▶ _Task brief_
From the data that follows, report how many lines hold the string "price", giving only the number.

....

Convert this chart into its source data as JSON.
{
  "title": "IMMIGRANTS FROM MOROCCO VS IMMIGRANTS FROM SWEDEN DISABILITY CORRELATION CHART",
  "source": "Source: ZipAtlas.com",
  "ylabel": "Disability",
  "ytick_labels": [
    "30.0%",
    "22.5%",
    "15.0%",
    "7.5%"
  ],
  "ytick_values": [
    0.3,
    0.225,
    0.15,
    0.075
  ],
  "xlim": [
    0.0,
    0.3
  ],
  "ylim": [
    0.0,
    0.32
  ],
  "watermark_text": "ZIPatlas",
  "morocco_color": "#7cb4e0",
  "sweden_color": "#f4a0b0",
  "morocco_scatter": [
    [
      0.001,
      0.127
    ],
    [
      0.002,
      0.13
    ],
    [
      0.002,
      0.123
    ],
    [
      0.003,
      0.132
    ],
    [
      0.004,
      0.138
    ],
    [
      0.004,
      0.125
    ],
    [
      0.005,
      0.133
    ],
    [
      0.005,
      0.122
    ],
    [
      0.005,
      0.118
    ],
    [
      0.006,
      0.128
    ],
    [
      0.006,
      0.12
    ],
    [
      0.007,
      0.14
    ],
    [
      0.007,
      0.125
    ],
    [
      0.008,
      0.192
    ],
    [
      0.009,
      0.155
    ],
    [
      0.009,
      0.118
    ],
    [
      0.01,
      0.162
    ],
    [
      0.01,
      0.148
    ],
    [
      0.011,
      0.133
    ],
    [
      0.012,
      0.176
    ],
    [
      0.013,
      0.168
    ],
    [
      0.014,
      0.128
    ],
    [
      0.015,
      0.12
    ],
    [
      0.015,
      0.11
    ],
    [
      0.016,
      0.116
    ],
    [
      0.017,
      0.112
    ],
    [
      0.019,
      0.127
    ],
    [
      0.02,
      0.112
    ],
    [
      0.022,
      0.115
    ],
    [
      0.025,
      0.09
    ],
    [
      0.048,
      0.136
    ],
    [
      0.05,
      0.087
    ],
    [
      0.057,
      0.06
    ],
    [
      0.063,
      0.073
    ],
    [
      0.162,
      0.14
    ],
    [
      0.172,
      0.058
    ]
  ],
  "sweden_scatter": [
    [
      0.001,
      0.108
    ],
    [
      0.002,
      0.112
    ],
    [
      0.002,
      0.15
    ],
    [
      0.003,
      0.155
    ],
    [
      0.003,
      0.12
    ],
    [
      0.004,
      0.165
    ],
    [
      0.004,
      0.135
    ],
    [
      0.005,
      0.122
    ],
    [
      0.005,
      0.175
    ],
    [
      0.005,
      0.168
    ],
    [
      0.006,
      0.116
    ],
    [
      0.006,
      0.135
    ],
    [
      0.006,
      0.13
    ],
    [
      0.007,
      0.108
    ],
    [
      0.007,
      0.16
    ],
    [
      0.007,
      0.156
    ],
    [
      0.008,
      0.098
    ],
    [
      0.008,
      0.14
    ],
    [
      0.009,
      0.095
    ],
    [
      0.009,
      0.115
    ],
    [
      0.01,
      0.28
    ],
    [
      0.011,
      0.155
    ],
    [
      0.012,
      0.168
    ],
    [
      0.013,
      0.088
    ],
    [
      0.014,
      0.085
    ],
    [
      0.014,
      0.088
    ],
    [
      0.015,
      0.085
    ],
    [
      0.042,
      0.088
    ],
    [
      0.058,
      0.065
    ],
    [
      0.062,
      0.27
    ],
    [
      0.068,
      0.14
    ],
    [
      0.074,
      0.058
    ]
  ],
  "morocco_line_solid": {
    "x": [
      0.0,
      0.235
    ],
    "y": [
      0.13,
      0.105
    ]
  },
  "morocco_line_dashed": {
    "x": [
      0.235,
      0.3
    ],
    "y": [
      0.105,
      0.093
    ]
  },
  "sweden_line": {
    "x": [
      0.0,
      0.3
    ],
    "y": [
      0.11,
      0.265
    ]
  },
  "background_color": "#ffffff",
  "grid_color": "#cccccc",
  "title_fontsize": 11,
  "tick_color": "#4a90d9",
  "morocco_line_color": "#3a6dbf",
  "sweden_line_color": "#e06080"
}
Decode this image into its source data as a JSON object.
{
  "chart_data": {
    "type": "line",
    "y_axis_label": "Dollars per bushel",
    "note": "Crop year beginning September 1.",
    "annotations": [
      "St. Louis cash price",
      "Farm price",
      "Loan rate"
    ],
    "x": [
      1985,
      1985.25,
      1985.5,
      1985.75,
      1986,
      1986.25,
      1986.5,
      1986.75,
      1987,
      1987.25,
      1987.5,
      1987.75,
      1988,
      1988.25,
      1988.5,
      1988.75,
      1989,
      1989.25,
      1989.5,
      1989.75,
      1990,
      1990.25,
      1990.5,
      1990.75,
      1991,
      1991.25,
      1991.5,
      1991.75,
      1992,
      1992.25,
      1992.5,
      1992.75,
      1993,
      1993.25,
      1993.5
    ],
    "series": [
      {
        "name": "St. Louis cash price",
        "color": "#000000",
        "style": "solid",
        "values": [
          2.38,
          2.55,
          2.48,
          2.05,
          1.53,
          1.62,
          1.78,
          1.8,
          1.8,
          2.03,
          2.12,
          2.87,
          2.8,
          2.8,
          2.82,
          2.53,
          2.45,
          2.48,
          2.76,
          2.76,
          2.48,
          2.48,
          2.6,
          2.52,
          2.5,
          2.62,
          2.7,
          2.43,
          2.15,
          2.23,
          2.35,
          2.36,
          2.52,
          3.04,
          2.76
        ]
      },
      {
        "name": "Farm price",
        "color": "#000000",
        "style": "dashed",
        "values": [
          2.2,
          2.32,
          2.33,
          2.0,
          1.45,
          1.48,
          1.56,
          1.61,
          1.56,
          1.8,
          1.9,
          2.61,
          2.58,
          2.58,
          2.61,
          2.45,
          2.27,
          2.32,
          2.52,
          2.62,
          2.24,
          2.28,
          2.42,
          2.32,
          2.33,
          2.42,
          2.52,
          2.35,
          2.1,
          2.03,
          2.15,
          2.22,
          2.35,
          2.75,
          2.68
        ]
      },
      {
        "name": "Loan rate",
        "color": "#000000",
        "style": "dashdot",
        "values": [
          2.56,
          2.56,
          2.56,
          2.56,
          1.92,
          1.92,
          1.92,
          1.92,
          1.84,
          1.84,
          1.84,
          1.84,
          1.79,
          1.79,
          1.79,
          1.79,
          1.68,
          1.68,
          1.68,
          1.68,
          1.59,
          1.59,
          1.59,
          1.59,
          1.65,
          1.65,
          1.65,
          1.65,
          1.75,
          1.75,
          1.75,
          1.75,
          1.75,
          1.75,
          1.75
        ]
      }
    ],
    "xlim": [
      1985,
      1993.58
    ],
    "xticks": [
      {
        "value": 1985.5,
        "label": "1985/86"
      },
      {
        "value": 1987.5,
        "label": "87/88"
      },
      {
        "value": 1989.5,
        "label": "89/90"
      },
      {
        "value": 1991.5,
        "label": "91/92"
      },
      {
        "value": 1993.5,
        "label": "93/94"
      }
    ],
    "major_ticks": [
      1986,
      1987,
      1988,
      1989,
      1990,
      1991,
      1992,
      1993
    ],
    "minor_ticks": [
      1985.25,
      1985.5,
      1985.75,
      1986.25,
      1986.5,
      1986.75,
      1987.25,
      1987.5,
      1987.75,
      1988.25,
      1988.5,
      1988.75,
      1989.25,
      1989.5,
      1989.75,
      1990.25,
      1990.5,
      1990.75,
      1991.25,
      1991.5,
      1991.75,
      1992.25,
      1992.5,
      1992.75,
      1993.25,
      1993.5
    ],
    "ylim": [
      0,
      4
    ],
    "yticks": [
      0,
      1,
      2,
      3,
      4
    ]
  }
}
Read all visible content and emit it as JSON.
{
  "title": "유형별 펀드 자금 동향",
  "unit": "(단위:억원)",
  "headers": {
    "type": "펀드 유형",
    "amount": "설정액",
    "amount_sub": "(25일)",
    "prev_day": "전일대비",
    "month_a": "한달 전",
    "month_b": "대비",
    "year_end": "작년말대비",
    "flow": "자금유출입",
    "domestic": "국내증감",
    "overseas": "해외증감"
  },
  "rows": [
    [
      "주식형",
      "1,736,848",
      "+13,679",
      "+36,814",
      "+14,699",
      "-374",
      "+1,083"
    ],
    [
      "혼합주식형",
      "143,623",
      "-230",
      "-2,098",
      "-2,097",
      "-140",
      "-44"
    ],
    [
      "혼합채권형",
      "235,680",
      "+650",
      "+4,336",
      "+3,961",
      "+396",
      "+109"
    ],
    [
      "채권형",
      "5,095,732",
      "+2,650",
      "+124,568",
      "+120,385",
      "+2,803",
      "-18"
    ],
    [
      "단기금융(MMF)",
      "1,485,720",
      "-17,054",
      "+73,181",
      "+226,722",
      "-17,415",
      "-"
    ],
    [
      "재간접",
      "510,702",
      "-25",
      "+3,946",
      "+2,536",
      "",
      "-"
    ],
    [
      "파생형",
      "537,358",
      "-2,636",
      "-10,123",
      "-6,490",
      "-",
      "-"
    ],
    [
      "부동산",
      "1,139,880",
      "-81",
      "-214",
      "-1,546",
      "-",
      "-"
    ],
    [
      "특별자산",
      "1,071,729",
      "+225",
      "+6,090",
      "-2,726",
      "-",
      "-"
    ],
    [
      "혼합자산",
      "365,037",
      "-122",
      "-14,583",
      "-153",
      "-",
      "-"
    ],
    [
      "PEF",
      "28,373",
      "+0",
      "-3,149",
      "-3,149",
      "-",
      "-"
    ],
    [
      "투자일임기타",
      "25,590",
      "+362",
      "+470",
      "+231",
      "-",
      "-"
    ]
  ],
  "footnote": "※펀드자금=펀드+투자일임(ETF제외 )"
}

....

▶ _Solution to this problem_
4